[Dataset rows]
########

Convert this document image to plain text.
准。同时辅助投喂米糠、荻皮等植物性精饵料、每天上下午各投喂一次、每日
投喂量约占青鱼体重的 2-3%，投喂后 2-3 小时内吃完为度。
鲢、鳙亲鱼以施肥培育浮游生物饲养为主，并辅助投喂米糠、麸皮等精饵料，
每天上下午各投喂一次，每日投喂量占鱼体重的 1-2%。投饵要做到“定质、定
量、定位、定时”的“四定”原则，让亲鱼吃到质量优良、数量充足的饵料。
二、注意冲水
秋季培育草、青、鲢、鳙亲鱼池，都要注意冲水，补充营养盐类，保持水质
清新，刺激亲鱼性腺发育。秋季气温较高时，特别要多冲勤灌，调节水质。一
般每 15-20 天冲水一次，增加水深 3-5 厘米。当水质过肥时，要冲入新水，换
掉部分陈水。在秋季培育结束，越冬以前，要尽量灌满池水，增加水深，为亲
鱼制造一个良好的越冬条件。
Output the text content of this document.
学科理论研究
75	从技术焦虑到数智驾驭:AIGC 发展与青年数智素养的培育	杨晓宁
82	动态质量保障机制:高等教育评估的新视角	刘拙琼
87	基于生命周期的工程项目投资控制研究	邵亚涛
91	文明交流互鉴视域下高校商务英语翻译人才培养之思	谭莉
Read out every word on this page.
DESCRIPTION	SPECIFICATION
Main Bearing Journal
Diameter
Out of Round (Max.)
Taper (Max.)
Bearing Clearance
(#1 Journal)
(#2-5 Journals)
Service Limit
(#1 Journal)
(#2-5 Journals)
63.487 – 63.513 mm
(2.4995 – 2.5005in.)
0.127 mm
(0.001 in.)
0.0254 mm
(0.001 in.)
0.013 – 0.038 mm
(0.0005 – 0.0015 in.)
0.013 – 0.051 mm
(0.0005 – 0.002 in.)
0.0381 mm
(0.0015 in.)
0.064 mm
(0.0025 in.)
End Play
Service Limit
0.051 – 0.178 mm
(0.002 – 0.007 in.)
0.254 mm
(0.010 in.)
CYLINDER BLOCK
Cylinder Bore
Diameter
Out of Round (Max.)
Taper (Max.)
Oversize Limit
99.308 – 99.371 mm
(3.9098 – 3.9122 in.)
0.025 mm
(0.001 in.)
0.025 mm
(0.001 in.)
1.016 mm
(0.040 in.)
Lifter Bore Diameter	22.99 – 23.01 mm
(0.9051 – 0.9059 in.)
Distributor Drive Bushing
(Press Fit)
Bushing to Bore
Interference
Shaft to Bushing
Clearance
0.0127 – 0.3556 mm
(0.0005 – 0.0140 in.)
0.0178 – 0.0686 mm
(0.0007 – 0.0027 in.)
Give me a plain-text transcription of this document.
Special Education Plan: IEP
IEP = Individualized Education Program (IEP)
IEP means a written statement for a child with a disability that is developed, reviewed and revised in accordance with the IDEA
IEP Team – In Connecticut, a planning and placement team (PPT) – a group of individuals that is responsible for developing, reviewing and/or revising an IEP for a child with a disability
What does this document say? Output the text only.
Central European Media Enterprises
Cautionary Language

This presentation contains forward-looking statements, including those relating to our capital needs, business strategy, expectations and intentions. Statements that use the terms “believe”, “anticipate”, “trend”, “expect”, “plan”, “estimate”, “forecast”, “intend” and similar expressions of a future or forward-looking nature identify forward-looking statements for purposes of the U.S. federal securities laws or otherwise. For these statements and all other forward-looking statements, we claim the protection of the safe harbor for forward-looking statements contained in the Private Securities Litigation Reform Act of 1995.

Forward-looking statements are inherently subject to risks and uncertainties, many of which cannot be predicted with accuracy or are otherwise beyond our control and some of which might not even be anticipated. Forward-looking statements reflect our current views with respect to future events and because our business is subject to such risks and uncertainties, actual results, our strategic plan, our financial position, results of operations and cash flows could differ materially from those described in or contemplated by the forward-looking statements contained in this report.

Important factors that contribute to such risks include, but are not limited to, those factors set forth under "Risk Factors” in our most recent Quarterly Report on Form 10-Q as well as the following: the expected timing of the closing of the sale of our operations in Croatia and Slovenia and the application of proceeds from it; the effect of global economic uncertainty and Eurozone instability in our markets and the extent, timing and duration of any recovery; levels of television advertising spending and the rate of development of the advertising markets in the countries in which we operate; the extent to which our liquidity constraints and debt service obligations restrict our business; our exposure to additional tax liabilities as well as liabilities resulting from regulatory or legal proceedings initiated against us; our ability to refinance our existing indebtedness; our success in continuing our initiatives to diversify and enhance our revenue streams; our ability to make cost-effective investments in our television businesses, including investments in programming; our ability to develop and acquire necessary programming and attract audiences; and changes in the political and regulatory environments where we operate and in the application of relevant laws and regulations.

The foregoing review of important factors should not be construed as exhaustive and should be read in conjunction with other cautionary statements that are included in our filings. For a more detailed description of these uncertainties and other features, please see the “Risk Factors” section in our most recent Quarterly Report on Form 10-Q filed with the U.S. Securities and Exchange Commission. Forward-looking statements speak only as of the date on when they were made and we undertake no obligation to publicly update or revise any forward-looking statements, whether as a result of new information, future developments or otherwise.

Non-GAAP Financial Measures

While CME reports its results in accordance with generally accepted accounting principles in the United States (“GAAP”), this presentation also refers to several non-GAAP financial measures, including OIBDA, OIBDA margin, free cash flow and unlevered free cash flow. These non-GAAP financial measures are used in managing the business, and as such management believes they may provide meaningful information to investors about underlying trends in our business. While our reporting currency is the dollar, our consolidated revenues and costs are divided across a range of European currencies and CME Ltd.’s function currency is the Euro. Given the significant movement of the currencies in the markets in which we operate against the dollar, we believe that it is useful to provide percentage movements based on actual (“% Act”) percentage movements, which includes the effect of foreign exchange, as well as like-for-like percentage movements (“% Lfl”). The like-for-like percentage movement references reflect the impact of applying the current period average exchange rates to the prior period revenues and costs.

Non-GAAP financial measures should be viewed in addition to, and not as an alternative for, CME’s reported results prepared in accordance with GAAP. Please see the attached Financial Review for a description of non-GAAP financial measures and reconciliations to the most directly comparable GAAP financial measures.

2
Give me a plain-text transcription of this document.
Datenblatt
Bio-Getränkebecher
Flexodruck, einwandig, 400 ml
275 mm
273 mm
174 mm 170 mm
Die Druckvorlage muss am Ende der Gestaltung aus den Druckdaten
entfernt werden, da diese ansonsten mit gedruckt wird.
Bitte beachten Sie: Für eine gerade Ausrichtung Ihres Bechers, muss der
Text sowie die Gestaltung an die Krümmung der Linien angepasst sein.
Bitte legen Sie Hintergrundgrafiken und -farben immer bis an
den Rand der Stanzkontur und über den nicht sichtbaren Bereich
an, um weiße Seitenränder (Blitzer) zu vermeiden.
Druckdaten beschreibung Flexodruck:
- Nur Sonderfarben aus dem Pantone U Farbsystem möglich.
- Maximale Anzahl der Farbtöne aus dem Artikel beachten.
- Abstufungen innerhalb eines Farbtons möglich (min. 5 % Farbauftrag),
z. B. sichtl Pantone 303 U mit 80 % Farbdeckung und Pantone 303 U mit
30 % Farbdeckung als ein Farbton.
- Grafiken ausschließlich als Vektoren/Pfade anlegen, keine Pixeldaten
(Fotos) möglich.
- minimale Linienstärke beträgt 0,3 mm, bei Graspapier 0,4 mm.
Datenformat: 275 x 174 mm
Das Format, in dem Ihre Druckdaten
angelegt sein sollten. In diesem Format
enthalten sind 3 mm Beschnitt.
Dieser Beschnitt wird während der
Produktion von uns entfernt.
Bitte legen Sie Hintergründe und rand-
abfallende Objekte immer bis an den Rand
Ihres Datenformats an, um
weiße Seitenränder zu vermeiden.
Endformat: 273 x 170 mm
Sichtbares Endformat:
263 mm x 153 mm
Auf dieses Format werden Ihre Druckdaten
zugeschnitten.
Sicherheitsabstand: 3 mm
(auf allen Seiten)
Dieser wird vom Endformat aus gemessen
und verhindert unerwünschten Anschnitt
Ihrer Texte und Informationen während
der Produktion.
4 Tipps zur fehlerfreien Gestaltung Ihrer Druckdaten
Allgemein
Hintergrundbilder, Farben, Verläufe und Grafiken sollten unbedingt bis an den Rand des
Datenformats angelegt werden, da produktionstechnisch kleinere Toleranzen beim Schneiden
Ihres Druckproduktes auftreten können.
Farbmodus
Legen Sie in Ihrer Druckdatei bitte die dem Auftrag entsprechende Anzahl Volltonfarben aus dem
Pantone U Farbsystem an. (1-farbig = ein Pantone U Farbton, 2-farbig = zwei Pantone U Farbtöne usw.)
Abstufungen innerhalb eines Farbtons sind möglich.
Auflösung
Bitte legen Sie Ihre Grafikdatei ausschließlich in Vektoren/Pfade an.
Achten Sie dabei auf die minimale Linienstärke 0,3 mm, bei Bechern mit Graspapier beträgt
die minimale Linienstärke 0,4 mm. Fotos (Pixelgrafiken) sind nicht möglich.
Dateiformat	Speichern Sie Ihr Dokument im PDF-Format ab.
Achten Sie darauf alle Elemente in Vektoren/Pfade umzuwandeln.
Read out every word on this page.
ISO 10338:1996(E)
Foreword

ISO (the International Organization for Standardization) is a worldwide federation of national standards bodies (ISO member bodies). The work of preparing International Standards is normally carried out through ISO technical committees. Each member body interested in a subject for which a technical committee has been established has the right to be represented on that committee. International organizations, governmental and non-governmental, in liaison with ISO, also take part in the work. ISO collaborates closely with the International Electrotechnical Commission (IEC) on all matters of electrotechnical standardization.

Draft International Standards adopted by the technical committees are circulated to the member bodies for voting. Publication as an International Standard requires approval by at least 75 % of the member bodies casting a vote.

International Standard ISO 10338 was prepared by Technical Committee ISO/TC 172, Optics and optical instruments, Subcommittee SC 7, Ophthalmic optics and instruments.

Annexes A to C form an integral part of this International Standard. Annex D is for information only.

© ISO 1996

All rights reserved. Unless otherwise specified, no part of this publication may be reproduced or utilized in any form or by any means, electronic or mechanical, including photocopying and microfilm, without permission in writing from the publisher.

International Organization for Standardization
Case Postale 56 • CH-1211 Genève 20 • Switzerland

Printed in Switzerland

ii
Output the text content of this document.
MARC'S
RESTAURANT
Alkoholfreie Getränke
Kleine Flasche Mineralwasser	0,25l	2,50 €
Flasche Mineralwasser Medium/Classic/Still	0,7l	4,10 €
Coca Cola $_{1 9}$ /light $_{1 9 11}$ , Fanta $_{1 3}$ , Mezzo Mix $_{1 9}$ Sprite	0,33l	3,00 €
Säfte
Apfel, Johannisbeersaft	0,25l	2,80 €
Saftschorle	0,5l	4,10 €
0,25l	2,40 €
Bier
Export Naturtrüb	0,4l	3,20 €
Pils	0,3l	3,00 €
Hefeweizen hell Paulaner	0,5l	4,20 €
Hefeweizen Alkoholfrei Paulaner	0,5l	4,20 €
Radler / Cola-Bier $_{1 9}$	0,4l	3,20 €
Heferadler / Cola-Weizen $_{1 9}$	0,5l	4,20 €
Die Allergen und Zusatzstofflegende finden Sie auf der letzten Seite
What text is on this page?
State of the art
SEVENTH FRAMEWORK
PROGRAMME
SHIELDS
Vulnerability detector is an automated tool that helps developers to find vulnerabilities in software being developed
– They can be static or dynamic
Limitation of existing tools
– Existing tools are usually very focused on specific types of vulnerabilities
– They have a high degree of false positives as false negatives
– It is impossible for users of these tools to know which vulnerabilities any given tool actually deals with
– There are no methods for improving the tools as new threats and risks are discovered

########

▶ **Given task**
From the listing above, collect each line in which the string "werden" appears.

▶ **Exercise answer**
entfernt werden, da diese ansonsten mit gedruckt wird.
Auf dieses Format werden Ihre Druckdaten
Datenformats angelegt werden, da produktionstechnisch kleinere Toleranzen beim Schneiden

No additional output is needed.